**PROBLEM REQUIREMENTS**: Search the records below for the word "this" and show every line where it occurs.

*** GIVEN DATA ***

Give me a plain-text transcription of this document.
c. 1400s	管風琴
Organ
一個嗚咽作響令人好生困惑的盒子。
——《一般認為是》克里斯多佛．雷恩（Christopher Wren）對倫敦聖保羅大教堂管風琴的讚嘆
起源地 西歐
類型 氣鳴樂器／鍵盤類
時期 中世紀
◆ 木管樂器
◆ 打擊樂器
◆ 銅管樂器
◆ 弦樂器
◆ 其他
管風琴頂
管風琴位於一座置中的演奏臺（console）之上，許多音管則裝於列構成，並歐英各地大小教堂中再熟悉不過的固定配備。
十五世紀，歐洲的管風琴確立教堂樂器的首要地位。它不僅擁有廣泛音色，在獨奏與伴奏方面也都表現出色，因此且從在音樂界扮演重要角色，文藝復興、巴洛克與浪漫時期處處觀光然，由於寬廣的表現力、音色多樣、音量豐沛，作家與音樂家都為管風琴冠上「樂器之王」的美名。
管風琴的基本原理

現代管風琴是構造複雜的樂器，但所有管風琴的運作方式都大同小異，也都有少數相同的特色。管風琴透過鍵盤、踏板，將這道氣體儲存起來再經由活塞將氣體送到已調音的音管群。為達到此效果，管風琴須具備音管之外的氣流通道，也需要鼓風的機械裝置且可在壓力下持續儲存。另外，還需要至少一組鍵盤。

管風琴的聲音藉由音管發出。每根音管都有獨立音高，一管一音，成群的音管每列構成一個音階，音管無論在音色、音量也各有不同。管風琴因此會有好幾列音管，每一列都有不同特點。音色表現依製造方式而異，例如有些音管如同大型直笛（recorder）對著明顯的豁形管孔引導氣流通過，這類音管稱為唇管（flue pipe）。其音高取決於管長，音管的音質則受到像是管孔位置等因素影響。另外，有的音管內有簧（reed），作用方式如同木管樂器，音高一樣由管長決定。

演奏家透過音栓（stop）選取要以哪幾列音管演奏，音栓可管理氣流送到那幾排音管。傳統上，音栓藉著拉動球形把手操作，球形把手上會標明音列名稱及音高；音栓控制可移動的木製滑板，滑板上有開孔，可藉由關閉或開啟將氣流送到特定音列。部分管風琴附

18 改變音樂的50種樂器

***
*** GIVEN DATA ***

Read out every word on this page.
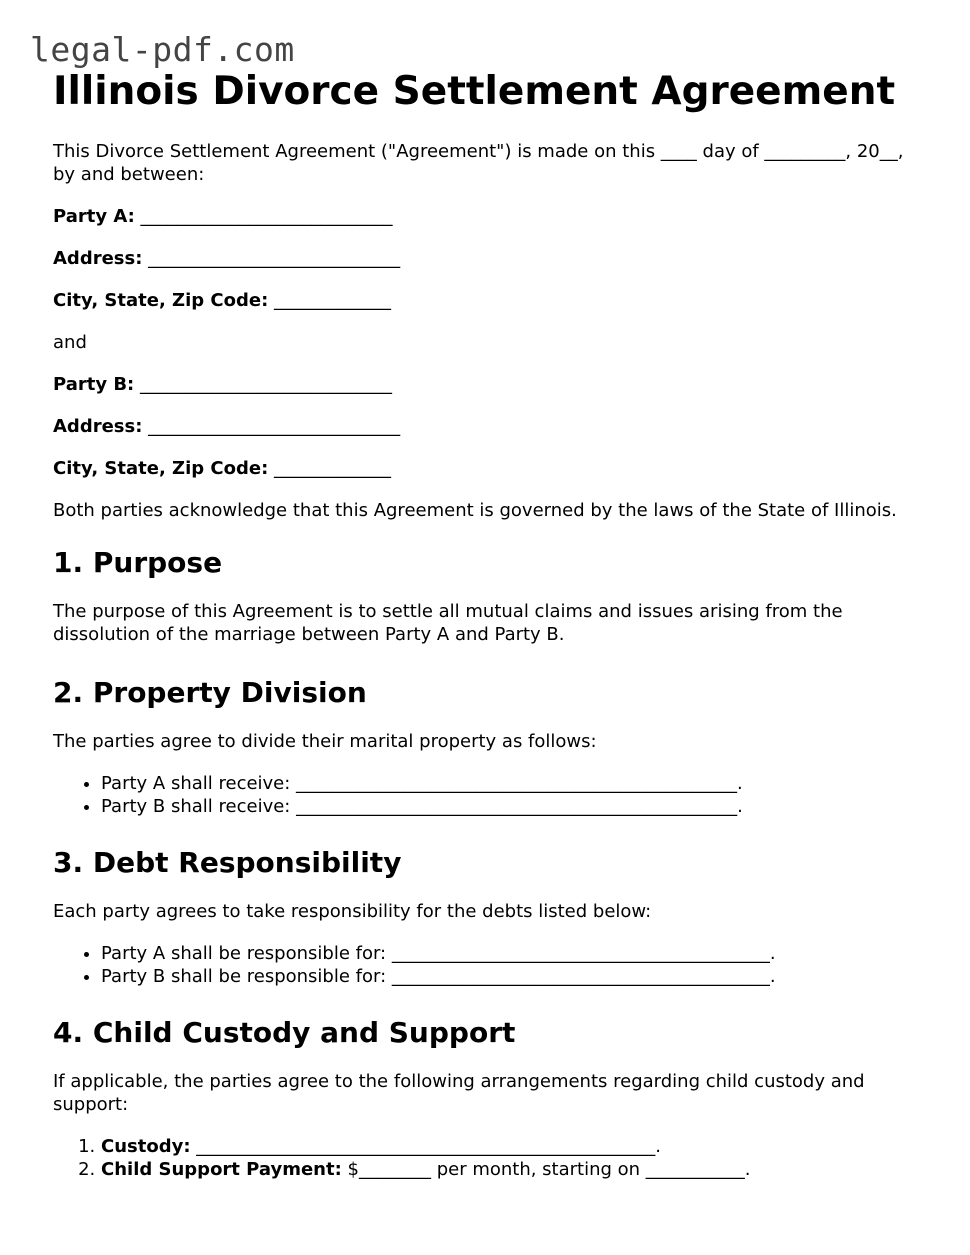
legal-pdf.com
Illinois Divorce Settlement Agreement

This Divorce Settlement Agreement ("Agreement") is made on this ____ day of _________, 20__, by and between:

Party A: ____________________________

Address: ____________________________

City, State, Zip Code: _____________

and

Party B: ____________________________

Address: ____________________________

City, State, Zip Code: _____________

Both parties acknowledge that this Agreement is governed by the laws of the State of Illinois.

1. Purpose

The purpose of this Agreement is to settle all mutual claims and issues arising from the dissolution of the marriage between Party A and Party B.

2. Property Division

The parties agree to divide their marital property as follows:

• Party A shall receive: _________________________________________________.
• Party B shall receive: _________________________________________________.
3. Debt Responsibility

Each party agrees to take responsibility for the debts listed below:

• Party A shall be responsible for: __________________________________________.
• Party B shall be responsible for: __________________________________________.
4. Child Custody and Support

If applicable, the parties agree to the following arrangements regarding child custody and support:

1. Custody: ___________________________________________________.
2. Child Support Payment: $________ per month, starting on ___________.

***

**THE REPLY**:
Give me a plain-text transcription of this document.
Read out every word on this page.
This Divorce Settlement Agreement ("Agreement") is made on this ____ day of _________, 20__, by and between:
Both parties acknowledge that this Agreement is governed by the laws of the State of Illinois.
The purpose of this Agreement is to settle all mutual claims and issues arising from the dissolution of the marriage between Party A and Party B.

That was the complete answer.